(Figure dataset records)
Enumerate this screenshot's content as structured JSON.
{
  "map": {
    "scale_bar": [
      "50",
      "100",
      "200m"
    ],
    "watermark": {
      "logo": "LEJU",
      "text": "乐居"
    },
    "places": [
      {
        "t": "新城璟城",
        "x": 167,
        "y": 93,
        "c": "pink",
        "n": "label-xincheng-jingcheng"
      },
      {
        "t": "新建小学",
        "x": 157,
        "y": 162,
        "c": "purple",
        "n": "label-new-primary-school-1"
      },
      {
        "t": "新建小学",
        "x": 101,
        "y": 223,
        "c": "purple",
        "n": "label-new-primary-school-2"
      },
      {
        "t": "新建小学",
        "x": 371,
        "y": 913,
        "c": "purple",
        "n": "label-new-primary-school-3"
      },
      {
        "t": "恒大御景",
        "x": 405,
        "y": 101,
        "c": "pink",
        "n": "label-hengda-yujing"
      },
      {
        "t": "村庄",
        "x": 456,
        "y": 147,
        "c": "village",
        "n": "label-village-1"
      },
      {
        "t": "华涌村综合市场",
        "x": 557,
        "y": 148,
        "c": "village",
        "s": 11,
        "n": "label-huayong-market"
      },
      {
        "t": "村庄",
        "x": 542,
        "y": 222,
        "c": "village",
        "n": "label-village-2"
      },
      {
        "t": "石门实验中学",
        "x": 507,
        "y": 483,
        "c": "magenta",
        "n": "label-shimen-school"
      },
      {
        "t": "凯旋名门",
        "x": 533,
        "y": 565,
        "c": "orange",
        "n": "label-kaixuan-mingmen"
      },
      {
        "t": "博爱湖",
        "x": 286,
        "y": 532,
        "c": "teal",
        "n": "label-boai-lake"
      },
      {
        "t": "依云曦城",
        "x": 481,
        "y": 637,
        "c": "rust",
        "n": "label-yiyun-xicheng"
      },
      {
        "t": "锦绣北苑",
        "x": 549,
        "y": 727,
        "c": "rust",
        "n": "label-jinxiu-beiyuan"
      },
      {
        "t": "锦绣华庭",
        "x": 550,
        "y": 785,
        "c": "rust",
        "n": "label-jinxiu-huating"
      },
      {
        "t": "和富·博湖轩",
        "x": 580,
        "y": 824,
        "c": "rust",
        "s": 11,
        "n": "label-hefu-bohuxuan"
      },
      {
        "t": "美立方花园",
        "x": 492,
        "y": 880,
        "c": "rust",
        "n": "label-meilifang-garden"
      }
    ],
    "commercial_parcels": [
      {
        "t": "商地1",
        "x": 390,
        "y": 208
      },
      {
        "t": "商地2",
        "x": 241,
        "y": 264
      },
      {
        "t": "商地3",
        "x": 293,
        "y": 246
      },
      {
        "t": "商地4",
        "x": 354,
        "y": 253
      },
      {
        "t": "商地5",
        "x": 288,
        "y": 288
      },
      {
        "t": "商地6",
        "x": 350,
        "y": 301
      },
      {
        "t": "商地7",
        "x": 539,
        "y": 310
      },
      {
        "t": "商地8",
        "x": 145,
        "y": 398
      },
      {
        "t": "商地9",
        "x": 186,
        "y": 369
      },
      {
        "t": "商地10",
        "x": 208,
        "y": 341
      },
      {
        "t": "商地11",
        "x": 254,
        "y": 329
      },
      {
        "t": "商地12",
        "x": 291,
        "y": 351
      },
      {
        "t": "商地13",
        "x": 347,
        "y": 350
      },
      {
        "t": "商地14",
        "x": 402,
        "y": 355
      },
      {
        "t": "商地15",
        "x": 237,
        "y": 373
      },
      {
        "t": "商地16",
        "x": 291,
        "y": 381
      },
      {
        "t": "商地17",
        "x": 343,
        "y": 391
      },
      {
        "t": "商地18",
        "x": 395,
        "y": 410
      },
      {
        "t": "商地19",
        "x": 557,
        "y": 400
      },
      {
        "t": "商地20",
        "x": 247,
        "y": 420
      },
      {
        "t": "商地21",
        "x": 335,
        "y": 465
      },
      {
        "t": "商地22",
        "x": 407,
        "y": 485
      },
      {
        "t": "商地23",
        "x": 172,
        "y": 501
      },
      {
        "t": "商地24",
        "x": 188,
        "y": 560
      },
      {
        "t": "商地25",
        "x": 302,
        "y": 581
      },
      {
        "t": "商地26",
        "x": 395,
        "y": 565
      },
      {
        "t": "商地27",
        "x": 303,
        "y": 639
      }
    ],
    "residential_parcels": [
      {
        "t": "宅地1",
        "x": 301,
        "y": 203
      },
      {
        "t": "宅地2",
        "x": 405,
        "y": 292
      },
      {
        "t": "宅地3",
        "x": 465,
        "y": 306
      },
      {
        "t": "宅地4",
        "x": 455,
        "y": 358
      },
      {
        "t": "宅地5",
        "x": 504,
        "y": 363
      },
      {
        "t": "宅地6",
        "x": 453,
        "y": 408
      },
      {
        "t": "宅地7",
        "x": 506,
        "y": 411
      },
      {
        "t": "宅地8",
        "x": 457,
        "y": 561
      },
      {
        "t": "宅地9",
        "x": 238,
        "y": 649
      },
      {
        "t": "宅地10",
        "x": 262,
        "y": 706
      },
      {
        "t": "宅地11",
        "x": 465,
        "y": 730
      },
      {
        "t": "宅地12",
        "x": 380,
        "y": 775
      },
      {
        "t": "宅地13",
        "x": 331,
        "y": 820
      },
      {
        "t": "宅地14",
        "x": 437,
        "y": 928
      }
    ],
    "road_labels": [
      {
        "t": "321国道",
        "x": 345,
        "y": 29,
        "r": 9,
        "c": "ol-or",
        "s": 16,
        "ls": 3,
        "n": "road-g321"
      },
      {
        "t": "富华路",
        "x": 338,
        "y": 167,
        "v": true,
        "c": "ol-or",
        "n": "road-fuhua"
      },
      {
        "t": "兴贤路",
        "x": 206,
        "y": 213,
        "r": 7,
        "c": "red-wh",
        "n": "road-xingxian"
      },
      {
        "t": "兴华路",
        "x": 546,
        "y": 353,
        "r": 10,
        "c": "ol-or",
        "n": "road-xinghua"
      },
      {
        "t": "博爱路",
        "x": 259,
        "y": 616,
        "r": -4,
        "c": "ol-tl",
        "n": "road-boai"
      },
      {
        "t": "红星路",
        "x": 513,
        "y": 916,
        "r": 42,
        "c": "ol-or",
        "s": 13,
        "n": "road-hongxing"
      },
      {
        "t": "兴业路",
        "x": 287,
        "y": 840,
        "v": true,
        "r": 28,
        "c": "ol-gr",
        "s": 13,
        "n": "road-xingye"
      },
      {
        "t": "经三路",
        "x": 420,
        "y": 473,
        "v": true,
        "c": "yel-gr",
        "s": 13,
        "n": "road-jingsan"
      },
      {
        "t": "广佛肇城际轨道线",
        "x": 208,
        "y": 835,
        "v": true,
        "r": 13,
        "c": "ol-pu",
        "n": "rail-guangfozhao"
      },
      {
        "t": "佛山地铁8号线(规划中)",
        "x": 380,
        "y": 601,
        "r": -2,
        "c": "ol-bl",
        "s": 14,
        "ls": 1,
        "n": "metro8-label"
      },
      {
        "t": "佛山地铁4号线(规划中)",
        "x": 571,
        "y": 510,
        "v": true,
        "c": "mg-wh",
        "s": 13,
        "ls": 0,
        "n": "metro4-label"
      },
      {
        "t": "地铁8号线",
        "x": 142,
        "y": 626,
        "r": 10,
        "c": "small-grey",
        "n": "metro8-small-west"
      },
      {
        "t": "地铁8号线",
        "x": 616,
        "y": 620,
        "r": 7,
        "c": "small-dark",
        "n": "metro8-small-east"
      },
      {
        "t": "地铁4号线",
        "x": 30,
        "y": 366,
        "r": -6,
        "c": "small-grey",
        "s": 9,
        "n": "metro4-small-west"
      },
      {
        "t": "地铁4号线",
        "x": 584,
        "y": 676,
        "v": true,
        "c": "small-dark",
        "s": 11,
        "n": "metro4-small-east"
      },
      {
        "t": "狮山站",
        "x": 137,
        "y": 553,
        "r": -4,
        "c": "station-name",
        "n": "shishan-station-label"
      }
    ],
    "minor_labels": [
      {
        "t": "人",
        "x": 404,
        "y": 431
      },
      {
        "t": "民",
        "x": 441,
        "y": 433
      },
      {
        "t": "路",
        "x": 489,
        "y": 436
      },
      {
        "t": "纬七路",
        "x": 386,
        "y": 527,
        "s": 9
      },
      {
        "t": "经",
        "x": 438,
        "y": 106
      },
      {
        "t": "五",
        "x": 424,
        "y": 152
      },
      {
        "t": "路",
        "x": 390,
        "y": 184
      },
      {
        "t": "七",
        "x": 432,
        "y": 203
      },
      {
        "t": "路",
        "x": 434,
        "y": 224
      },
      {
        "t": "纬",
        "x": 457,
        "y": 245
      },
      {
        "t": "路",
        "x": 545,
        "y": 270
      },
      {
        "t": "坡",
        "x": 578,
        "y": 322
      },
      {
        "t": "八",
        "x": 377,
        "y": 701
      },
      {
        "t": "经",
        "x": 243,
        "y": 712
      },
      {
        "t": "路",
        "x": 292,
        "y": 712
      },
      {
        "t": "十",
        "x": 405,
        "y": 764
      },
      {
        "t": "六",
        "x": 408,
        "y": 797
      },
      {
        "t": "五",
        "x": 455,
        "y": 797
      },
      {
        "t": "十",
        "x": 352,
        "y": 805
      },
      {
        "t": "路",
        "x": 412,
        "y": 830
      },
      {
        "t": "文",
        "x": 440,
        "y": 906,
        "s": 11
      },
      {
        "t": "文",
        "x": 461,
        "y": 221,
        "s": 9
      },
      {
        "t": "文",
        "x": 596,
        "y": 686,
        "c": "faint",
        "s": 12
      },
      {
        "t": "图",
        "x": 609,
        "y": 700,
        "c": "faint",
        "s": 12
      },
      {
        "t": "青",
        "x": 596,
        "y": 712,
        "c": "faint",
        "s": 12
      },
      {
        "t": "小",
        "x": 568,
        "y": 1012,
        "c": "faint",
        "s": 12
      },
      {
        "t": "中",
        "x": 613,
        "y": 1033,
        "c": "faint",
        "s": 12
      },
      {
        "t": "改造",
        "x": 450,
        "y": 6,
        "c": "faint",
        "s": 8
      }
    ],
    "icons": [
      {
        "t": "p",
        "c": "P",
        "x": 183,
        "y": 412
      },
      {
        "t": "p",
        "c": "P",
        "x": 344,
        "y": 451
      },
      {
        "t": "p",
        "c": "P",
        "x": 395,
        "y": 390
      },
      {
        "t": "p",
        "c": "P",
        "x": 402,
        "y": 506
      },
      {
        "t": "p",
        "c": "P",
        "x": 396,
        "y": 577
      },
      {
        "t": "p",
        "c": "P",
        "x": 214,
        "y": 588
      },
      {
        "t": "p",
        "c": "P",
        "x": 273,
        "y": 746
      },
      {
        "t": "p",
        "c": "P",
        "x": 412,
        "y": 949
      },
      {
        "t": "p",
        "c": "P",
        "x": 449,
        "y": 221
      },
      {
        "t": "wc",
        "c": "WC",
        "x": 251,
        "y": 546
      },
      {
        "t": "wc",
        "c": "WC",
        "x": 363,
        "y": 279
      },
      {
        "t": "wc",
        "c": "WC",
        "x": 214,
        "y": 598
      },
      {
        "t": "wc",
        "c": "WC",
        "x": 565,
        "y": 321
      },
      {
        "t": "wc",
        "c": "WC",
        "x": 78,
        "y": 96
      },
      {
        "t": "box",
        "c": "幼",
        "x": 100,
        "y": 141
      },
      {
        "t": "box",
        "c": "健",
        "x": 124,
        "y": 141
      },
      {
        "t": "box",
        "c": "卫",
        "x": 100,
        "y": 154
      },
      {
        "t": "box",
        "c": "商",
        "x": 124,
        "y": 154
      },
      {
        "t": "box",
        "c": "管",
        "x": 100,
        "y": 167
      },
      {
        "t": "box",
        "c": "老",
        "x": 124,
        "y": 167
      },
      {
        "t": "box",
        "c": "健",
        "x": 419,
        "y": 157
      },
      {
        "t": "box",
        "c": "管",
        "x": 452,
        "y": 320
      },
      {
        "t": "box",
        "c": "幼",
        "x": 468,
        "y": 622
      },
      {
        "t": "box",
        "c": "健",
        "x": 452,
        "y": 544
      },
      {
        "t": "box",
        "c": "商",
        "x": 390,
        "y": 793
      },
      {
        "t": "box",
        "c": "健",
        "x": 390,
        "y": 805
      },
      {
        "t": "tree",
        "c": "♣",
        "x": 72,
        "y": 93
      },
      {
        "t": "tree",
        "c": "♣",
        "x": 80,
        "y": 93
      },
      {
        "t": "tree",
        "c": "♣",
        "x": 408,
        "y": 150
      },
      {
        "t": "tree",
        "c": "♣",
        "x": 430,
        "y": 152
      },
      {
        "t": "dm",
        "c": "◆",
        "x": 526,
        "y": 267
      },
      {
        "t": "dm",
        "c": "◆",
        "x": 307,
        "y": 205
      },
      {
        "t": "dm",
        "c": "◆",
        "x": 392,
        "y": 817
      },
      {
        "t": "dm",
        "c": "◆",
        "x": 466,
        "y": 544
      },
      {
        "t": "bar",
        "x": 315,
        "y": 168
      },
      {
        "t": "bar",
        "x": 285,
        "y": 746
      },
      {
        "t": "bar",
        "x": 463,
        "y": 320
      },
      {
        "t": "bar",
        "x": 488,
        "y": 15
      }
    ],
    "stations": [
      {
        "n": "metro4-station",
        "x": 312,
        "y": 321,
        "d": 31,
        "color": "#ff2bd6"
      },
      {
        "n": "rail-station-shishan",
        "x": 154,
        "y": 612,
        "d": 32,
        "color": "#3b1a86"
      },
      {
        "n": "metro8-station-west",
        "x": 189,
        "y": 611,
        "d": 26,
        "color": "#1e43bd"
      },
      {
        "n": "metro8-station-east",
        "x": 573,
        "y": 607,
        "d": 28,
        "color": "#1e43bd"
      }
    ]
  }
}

What you are asked to do: Find the lines above that include the string "school" and copy them.

In response:
        "n": "label-new-primary-school-1"
        "n": "label-new-primary-school-2"
        "n": "label-new-primary-school-3"
        "n": "label-shimen-school"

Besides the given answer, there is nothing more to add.